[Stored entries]
----
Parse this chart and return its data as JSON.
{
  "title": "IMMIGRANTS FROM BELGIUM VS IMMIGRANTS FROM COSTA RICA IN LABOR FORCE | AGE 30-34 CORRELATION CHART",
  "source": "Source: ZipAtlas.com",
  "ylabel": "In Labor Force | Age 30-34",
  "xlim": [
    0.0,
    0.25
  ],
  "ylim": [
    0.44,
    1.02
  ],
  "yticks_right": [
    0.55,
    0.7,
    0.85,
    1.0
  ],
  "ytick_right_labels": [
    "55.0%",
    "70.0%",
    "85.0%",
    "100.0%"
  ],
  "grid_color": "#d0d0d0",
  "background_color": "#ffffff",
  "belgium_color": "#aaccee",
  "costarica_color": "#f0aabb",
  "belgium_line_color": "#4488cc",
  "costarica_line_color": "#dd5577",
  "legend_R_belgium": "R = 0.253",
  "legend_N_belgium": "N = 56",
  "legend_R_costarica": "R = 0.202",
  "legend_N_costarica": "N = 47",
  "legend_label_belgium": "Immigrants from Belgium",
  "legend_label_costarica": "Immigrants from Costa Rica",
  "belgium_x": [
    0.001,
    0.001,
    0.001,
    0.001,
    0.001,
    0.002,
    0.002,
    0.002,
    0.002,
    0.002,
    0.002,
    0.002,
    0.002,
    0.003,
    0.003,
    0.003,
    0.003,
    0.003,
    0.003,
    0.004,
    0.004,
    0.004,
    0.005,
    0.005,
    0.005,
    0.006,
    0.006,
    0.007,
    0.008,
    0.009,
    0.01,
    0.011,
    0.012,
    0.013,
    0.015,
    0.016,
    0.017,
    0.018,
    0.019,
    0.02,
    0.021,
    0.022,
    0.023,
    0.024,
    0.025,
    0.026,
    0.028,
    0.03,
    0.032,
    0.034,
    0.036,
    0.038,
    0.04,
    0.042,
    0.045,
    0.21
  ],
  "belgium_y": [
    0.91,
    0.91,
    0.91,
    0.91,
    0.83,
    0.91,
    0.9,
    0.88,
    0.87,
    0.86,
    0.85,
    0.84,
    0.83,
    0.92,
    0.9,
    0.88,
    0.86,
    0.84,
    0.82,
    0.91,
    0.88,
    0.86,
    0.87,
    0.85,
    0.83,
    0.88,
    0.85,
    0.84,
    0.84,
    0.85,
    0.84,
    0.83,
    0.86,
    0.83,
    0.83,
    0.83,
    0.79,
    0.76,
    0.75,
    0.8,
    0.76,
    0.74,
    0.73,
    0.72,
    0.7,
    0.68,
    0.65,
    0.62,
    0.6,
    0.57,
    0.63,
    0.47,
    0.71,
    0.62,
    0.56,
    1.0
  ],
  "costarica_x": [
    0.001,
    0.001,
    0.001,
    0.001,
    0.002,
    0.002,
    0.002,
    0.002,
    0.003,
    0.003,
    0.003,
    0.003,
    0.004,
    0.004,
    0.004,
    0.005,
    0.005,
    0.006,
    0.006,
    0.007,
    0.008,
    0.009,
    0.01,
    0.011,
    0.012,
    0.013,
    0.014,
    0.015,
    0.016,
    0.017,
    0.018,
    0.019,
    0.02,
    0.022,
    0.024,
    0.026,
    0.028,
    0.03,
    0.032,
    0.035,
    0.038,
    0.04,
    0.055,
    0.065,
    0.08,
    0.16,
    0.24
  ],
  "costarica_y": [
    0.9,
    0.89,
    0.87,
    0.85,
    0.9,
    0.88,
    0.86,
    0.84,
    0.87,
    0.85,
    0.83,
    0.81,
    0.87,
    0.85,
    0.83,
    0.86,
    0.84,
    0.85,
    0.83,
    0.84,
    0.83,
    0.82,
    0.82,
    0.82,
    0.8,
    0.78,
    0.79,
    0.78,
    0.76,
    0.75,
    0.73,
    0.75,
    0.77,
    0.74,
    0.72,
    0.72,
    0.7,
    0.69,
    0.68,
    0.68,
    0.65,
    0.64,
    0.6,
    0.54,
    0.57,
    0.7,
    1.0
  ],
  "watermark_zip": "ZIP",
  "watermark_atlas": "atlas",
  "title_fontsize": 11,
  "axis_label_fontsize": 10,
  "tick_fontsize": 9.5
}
----
» GIVEN PROBLEM
Type out the entries again, word for word.

» SOLUTION FOR THIS TASK
Parse this chart and return its data as JSON.
{
  "title": "IMMIGRANTS FROM BELGIUM VS IMMIGRANTS FROM COSTA RICA IN LABOR FORCE | AGE 30-34 CORRELATION CHART",
  "source": "Source: ZipAtlas.com",
  "ylabel": "In Labor Force | Age 30-34",
  "xlim": [
    0.0,
    0.25
  ],
  "ylim": [
    0.44,
    1.02
  ],
  "yticks_right": [
    0.55,
    0.7,
    0.85,
    1.0
  ],
  "ytick_right_labels": [
    "55.0%",
    "70.0%",
    "85.0%",
    "100.0%"
  ],
  "grid_color": "#d0d0d0",
  "background_color": "#ffffff",
  "belgium_color": "#aaccee",
  "costarica_color": "#f0aabb",
  "belgium_line_color": "#4488cc",
  "costarica_line_color": "#dd5577",
  "legend_R_belgium": "R = 0.253",
  "legend_N_belgium": "N = 56",
  "legend_R_costarica": "R = 0.202",
  "legend_N_costarica": "N = 47",
  "legend_label_belgium": "Immigrants from Belgium",
  "legend_label_costarica": "Immigrants from Costa Rica",
  "belgium_x": [
    0.001,
    0.001,
    0.001,
    0.001,
    0.001,
    0.002,
    0.002,
    0.002,
    0.002,
    0.002,
    0.002,
    0.002,
    0.002,
    0.003,
    0.003,
    0.003,
    0.003,
    0.003,
    0.003,
    0.004,
    0.004,
    0.004,
    0.005,
    0.005,
    0.005,
    0.006,
    0.006,
    0.007,
    0.008,
    0.009,
    0.01,
    0.011,
    0.012,
    0.013,
    0.015,
    0.016,
    0.017,
    0.018,
    0.019,
    0.02,
    0.021,
    0.022,
    0.023,
    0.024,
    0.025,
    0.026,
    0.028,
    0.03,
    0.032,
    0.034,
    0.036,
    0.038,
    0.04,
    0.042,
    0.045,
    0.21
  ],
  "belgium_y": [
    0.91,
    0.91,
    0.91,
    0.91,
    0.83,
    0.91,
    0.9,
    0.88,
    0.87,
    0.86,
    0.85,
    0.84,
    0.83,
    0.92,
    0.9,
    0.88,
    0.86,
    0.84,
    0.82,
    0.91,
    0.88,
    0.86,
    0.87,
    0.85,
    0.83,
    0.88,
    0.85,
    0.84,
    0.84,
    0.85,
    0.84,
    0.83,
    0.86,
    0.83,
    0.83,
    0.83,
    0.79,
    0.76,
    0.75,
    0.8,
    0.76,
    0.74,
    0.73,
    0.72,
    0.7,
    0.68,
    0.65,
    0.62,
    0.6,
    0.57,
    0.63,
    0.47,
    0.71,
    0.62,
    0.56,
    1.0
  ],
  "costarica_x": [
    0.001,
    0.001,
    0.001,
    0.001,
    0.002,
    0.002,
    0.002,
    0.002,
    0.003,
    0.003,
    0.003,
    0.003,
    0.004,
    0.004,
    0.004,
    0.005,
    0.005,
    0.006,
    0.006,
    0.007,
    0.008,
    0.009,
    0.01,
    0.011,
    0.012,
    0.013,
    0.014,
    0.015,
    0.016,
    0.017,
    0.018,
    0.019,
    0.02,
    0.022,
    0.024,
    0.026,
    0.028,
    0.03,
    0.032,
    0.035,
    0.038,
    0.04,
    0.055,
    0.065,
    0.08,
    0.16,
    0.24
  ],
  "costarica_y": [
    0.9,
    0.89,
    0.87,
    0.85,
    0.9,
    0.88,
    0.86,
    0.84,
    0.87,
    0.85,
    0.83,
    0.81,
    0.87,
    0.85,
    0.83,
    0.86,
    0.84,
    0.85,
    0.83,
    0.84,
    0.83,
    0.82,
    0.82,
    0.82,
    0.8,
    0.78,
    0.79,
    0.78,
    0.76,
    0.75,
    0.73,
    0.75,
    0.77,
    0.74,
    0.72,
    0.72,
    0.7,
    0.69,
    0.68,
    0.68,
    0.65,
    0.64,
    0.6,
    0.54,
    0.57,
    0.7,
    1.0
  ],
  "watermark_zip": "ZIP",
  "watermark_atlas": "atlas",
  "title_fontsize": 11,
  "axis_label_fontsize": 10,
  "tick_fontsize": 9.5
}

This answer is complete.